*PROBLEM STATEMENT*: State only the number of lines that contain the string "Food".

* Start DATASET CONTENT *

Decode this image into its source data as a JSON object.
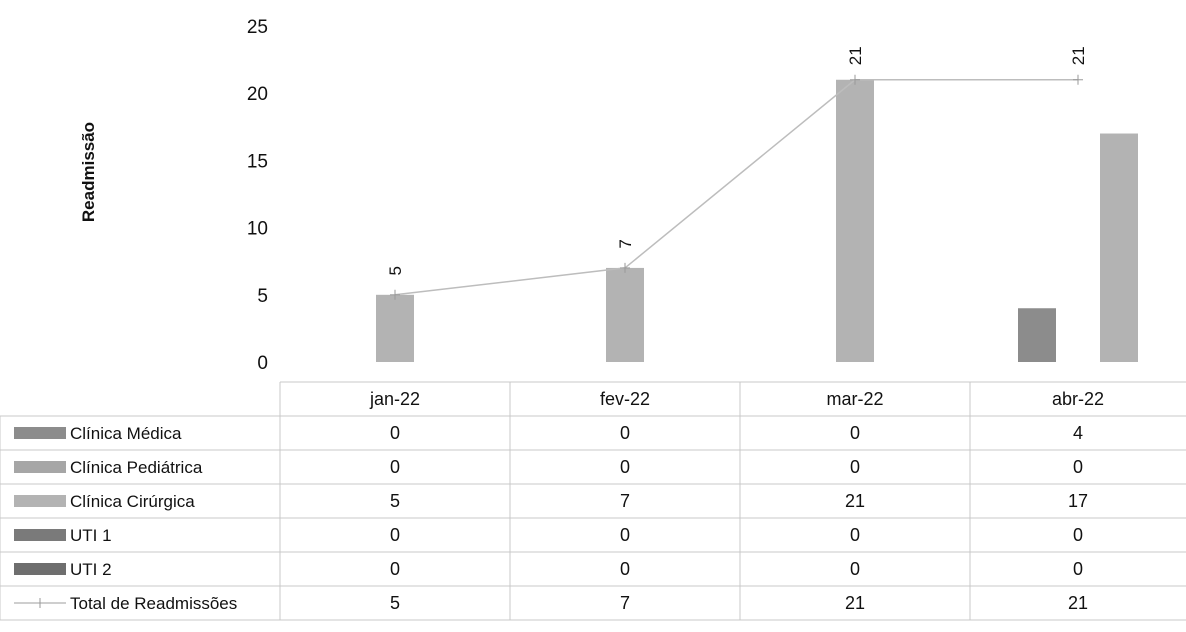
{
  "chart_data": {
    "type": "bar",
    "ylabel": "Readmissão",
    "ylim": [
      0,
      25
    ],
    "yticks": [
      0,
      5,
      10,
      15,
      20,
      25
    ],
    "categories": [
      "jan-22",
      "fev-22",
      "mar-22",
      "abr-22"
    ],
    "series": [
      {
        "name": "Clínica Médica",
        "type": "bar",
        "values": [
          0,
          0,
          0,
          4
        ],
        "color": "#8c8c8c"
      },
      {
        "name": "Clínica Pediátrica",
        "type": "bar",
        "values": [
          0,
          0,
          0,
          0
        ],
        "color": "#a6a6a6"
      },
      {
        "name": "Clínica Cirúrgica",
        "type": "bar",
        "values": [
          5,
          7,
          21,
          17
        ],
        "color": "#b3b3b3"
      },
      {
        "name": "UTI 1",
        "type": "bar",
        "values": [
          0,
          0,
          0,
          0
        ],
        "color": "#7a7a7a"
      },
      {
        "name": "UTI 2",
        "type": "bar",
        "values": [
          0,
          0,
          0,
          0
        ],
        "color": "#6e6e6e"
      },
      {
        "name": "Total de Readmissões",
        "type": "line",
        "values": [
          5,
          7,
          21,
          21
        ],
        "color": "#bdbdbd"
      }
    ],
    "data_labels_series": "Total de Readmissões",
    "data_table": true,
    "grid": false
  }
}
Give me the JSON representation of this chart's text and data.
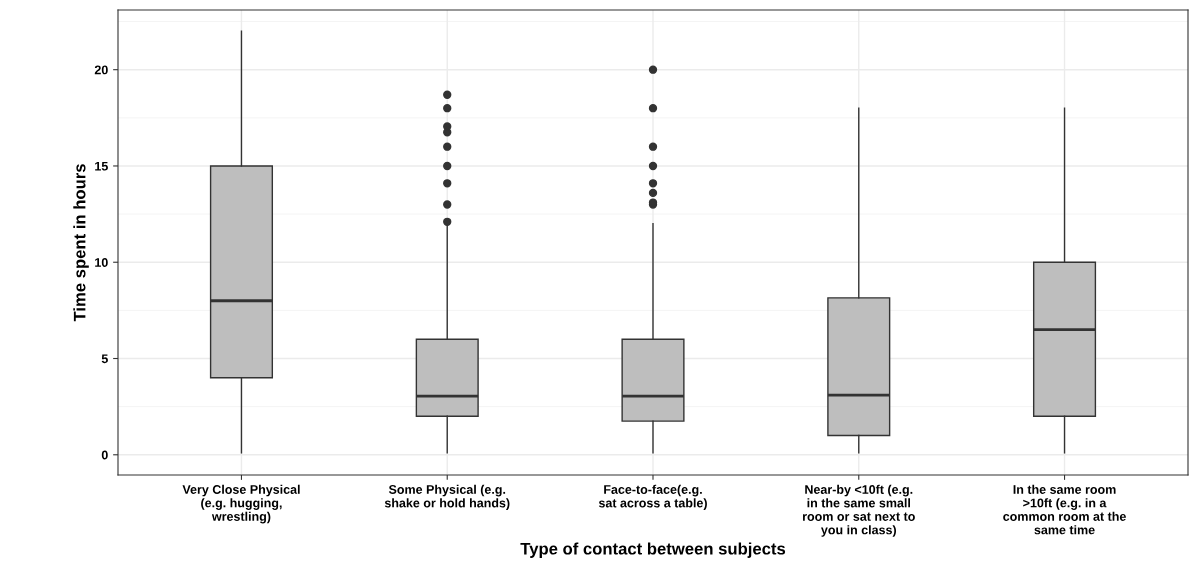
{
  "chart_data": {
    "type": "box",
    "xlabel": "Type of contact between subjects",
    "ylabel": "Time spent in hours",
    "categories": [
      "Very Close Physical\n(e.g. hugging,\nwrestling)",
      "Some Physical (e.g.\nshake or hold hands)",
      "Face-to-face(e.g.\nsat across a table)",
      "Near-by <10ft (e.g.\nin the same small\nroom or sat next to\nyou in class)",
      "In the same room\n>10ft (e.g. in a\ncommon room at the\nsame time"
    ],
    "boxes": [
      {
        "low": 0.1,
        "q1": 4,
        "median": 8,
        "q3": 15,
        "high": 22
      },
      {
        "low": 0.1,
        "q1": 2,
        "median": 3.05,
        "q3": 6,
        "high": 12,
        "outliers": [
          12.1,
          13,
          14.1,
          15,
          16,
          16.75,
          17.05,
          18,
          18.7
        ]
      },
      {
        "low": 0.1,
        "q1": 1.75,
        "median": 3.05,
        "q3": 6,
        "high": 12,
        "outliers": [
          13,
          13.1,
          13.6,
          14.1,
          15,
          16,
          18,
          20
        ]
      },
      {
        "low": 0.1,
        "q1": 1,
        "median": 3.1,
        "q3": 8.15,
        "high": 18
      },
      {
        "low": 0.1,
        "q1": 2,
        "median": 6.5,
        "q3": 10,
        "high": 18
      }
    ],
    "color": "#bebebe",
    "ylim": [
      -1.05,
      23.1
    ],
    "yticks": [
      0,
      5,
      10,
      15,
      20
    ],
    "grid": true
  }
}
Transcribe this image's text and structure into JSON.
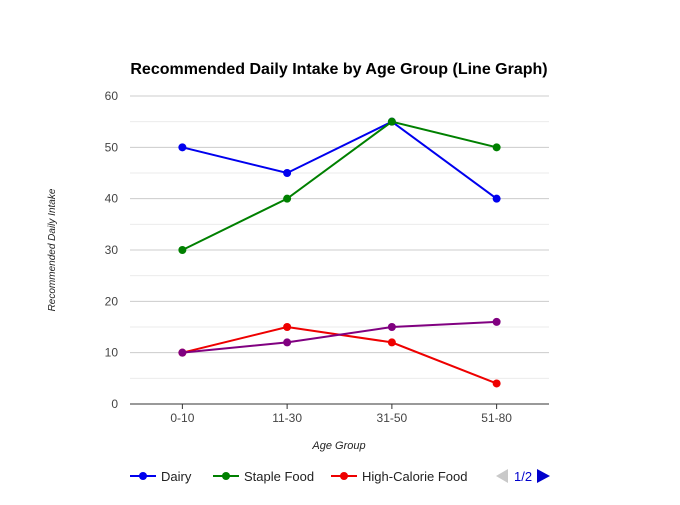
{
  "chart_data": {
    "type": "line",
    "title": "Recommended Daily Intake by Age Group (Line Graph)",
    "xlabel": "Age Group",
    "ylabel": "Recommended Daily Intake",
    "categories": [
      "0-10",
      "11-30",
      "31-50",
      "51-80"
    ],
    "ylim": [
      0,
      60
    ],
    "yticks": [
      0,
      10,
      20,
      30,
      40,
      50,
      60
    ],
    "grid": true,
    "legend_position": "bottom",
    "series": [
      {
        "name": "Dairy",
        "color": "#0000ee",
        "values": [
          50,
          45,
          55,
          40
        ]
      },
      {
        "name": "Staple Food",
        "color": "#008000",
        "values": [
          30,
          40,
          55,
          50
        ]
      },
      {
        "name": "High-Calorie Food",
        "color": "#ee0000",
        "values": [
          10,
          15,
          12,
          4
        ]
      },
      {
        "color": "#800080",
        "values": [
          10,
          12,
          15,
          16
        ]
      }
    ],
    "legend_visible_series": 3,
    "legend_pager": "1/2"
  }
}
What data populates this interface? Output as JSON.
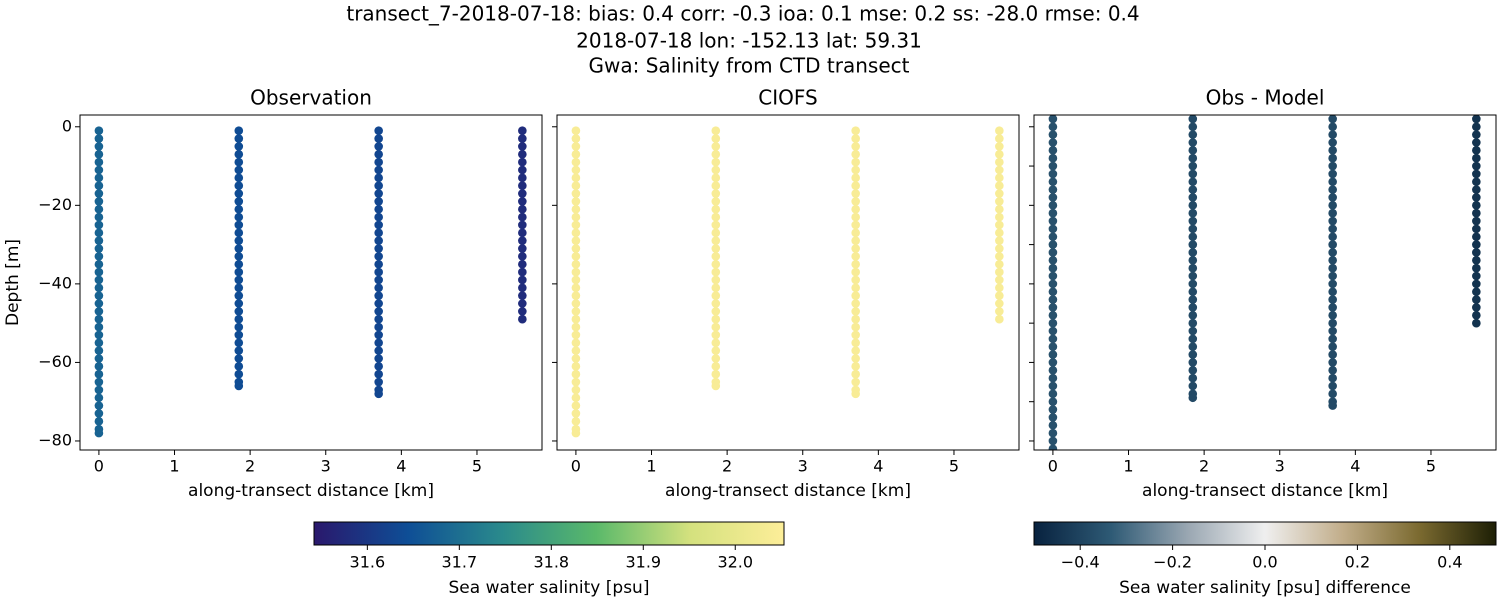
{
  "header": {
    "lines": [
      "transect_7-2018-07-18: bias: 0.4  corr: -0.3  ioa: 0.1  mse: 0.2  ss: -28.0  rmse: 0.4",
      "2018-07-18 lon: -152.13 lat: 59.31",
      "Gwa: Salinity from CTD transect"
    ]
  },
  "chart_data": [
    {
      "type": "scatter",
      "title": "Observation",
      "xlabel": "along-transect distance [km]",
      "ylabel": "Depth [m]",
      "xlim": [
        -0.25,
        5.86
      ],
      "ylim": [
        -82.3,
        3
      ],
      "xticks": [
        0,
        1,
        2,
        3,
        4,
        5
      ],
      "yticks": [
        {
          "value": -80,
          "label": "−80"
        },
        {
          "value": -60,
          "label": "−60"
        },
        {
          "value": -40,
          "label": "−40"
        },
        {
          "value": -20,
          "label": "−20"
        },
        0
      ],
      "ytick_labels": true,
      "clim": [
        31.542,
        32.053
      ],
      "colors": [
        "#2a186c",
        "#0e4e96",
        "#2a8a8c",
        "#5ab96a",
        "#d4e17e",
        "#fdee99"
      ],
      "series": [
        {
          "x": 0,
          "value": 31.68,
          "y": [
            -1,
            -3,
            -5,
            -7,
            -9,
            -11,
            -13,
            -15,
            -17,
            -19,
            -21,
            -23,
            -25,
            -27,
            -29,
            -31,
            -33,
            -35,
            -37,
            -39,
            -41,
            -43,
            -45,
            -47,
            -49,
            -51,
            -53,
            -55,
            -57,
            -59,
            -61,
            -63,
            -65,
            -67,
            -69,
            -71,
            -73,
            -75,
            -77,
            -78
          ]
        },
        {
          "x": 1.85,
          "value": 31.64,
          "y": [
            -1,
            -3,
            -5,
            -7,
            -9,
            -11,
            -13,
            -15,
            -17,
            -19,
            -21,
            -23,
            -25,
            -27,
            -29,
            -31,
            -33,
            -35,
            -37,
            -39,
            -41,
            -43,
            -45,
            -47,
            -49,
            -51,
            -53,
            -55,
            -57,
            -59,
            -61,
            -63,
            -65,
            -66
          ]
        },
        {
          "x": 3.7,
          "value": 31.63,
          "y": [
            -1,
            -3,
            -5,
            -7,
            -9,
            -11,
            -13,
            -15,
            -17,
            -19,
            -21,
            -23,
            -25,
            -27,
            -29,
            -31,
            -33,
            -35,
            -37,
            -39,
            -41,
            -43,
            -45,
            -47,
            -49,
            -51,
            -53,
            -55,
            -57,
            -59,
            -61,
            -63,
            -65,
            -67,
            -68
          ]
        },
        {
          "x": 5.6,
          "value": 31.58,
          "y": [
            -1,
            -3,
            -5,
            -7,
            -9,
            -11,
            -13,
            -15,
            -17,
            -19,
            -21,
            -23,
            -25,
            -27,
            -29,
            -31,
            -33,
            -35,
            -37,
            -39,
            -41,
            -43,
            -45,
            -47,
            -49
          ]
        }
      ]
    },
    {
      "type": "scatter",
      "title": "CIOFS",
      "xlabel": "along-transect distance [km]",
      "xlim": [
        -0.25,
        5.86
      ],
      "ylim": [
        -82.3,
        3
      ],
      "xticks": [
        0,
        1,
        2,
        3,
        4,
        5
      ],
      "yticks": [
        -80,
        -60,
        -40,
        -20,
        0
      ],
      "ytick_labels": false,
      "clim": [
        31.542,
        32.053
      ],
      "colors": [
        "#2a186c",
        "#0e4e96",
        "#2a8a8c",
        "#5ab96a",
        "#d4e17e",
        "#fdee99"
      ],
      "series": [
        {
          "x": 0,
          "value": 32.04,
          "y": [
            -1,
            -3,
            -5,
            -7,
            -9,
            -11,
            -13,
            -15,
            -17,
            -19,
            -21,
            -23,
            -25,
            -27,
            -29,
            -31,
            -33,
            -35,
            -37,
            -39,
            -41,
            -43,
            -45,
            -47,
            -49,
            -51,
            -53,
            -55,
            -57,
            -59,
            -61,
            -63,
            -65,
            -67,
            -69,
            -71,
            -73,
            -75,
            -77,
            -78
          ]
        },
        {
          "x": 1.85,
          "value": 32.04,
          "y": [
            -1,
            -3,
            -5,
            -7,
            -9,
            -11,
            -13,
            -15,
            -17,
            -19,
            -21,
            -23,
            -25,
            -27,
            -29,
            -31,
            -33,
            -35,
            -37,
            -39,
            -41,
            -43,
            -45,
            -47,
            -49,
            -51,
            -53,
            -55,
            -57,
            -59,
            -61,
            -63,
            -65,
            -66
          ]
        },
        {
          "x": 3.7,
          "value": 32.04,
          "y": [
            -1,
            -3,
            -5,
            -7,
            -9,
            -11,
            -13,
            -15,
            -17,
            -19,
            -21,
            -23,
            -25,
            -27,
            -29,
            -31,
            -33,
            -35,
            -37,
            -39,
            -41,
            -43,
            -45,
            -47,
            -49,
            -51,
            -53,
            -55,
            -57,
            -59,
            -61,
            -63,
            -65,
            -67,
            -68
          ]
        },
        {
          "x": 5.6,
          "value": 32.04,
          "y": [
            -1,
            -3,
            -5,
            -7,
            -9,
            -11,
            -13,
            -15,
            -17,
            -19,
            -21,
            -23,
            -25,
            -27,
            -29,
            -31,
            -33,
            -35,
            -37,
            -39,
            -41,
            -43,
            -45,
            -47,
            -49
          ]
        }
      ]
    },
    {
      "type": "scatter",
      "title": "Obs - Model",
      "xlabel": "along-transect distance [km]",
      "xlim": [
        -0.25,
        5.86
      ],
      "ylim": [
        -82.3,
        3
      ],
      "xticks": [
        0,
        1,
        2,
        3,
        4,
        5
      ],
      "yticks": [
        -80,
        -70,
        -60,
        -50,
        -40,
        -30,
        -20,
        -10,
        0
      ],
      "ytick_labels": false,
      "clim": [
        -0.5,
        0.5
      ],
      "colors": [
        "#08223f",
        "#2e5a75",
        "#9aa7b2",
        "#efefef",
        "#c2ae8b",
        "#7b6a30",
        "#1d1f05"
      ],
      "series": [
        {
          "x": 0,
          "value": -0.36,
          "y": [
            2,
            0,
            -2,
            -4,
            -6,
            -8,
            -10,
            -12,
            -14,
            -16,
            -18,
            -20,
            -22,
            -24,
            -26,
            -28,
            -30,
            -32,
            -34,
            -36,
            -38,
            -40,
            -42,
            -44,
            -46,
            -48,
            -50,
            -52,
            -54,
            -56,
            -58,
            -60,
            -62,
            -64,
            -66,
            -68,
            -70,
            -72,
            -74,
            -76,
            -78,
            -80,
            -82
          ]
        },
        {
          "x": 1.85,
          "value": -0.38,
          "y": [
            2,
            0,
            -2,
            -4,
            -6,
            -8,
            -10,
            -12,
            -14,
            -16,
            -18,
            -20,
            -22,
            -24,
            -26,
            -28,
            -30,
            -32,
            -34,
            -36,
            -38,
            -40,
            -42,
            -44,
            -46,
            -48,
            -50,
            -52,
            -54,
            -56,
            -58,
            -60,
            -62,
            -64,
            -66,
            -68,
            -69
          ]
        },
        {
          "x": 3.7,
          "value": -0.38,
          "y": [
            2,
            0,
            -2,
            -4,
            -6,
            -8,
            -10,
            -12,
            -14,
            -16,
            -18,
            -20,
            -22,
            -24,
            -26,
            -28,
            -30,
            -32,
            -34,
            -36,
            -38,
            -40,
            -42,
            -44,
            -46,
            -48,
            -50,
            -52,
            -54,
            -56,
            -58,
            -60,
            -62,
            -64,
            -66,
            -68,
            -70,
            -71
          ]
        },
        {
          "x": 5.6,
          "value": -0.45,
          "y": [
            2,
            0,
            -2,
            -4,
            -6,
            -8,
            -10,
            -12,
            -14,
            -16,
            -18,
            -20,
            -22,
            -24,
            -26,
            -28,
            -30,
            -32,
            -34,
            -36,
            -38,
            -40,
            -42,
            -44,
            -46,
            -48,
            -50
          ]
        }
      ]
    },
    {
      "type": "colorbar",
      "xlabel": "Sea water salinity [psu]",
      "xlim": [
        31.542,
        32.053
      ],
      "xticks": [
        31.6,
        31.7,
        31.8,
        31.9,
        {
          "value": 32.0,
          "label": "32.0"
        }
      ],
      "colors": [
        "#2a186c",
        "#0e4e96",
        "#2a8a8c",
        "#5ab96a",
        "#d4e17e",
        "#fdee99"
      ]
    },
    {
      "type": "colorbar",
      "xlabel": "Sea water salinity [psu] difference",
      "xlim": [
        -0.5,
        0.5
      ],
      "xticks": [
        {
          "value": -0.4,
          "label": "−0.4"
        },
        {
          "value": -0.2,
          "label": "−0.2"
        },
        {
          "value": 0,
          "label": "0.0"
        },
        0.2,
        0.4
      ],
      "colors": [
        "#08223f",
        "#2e5a75",
        "#9aa7b2",
        "#efefef",
        "#c2ae8b",
        "#7b6a30",
        "#1d1f05"
      ]
    }
  ]
}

* End DATASET CONTENT *

*THE RESULT*: 2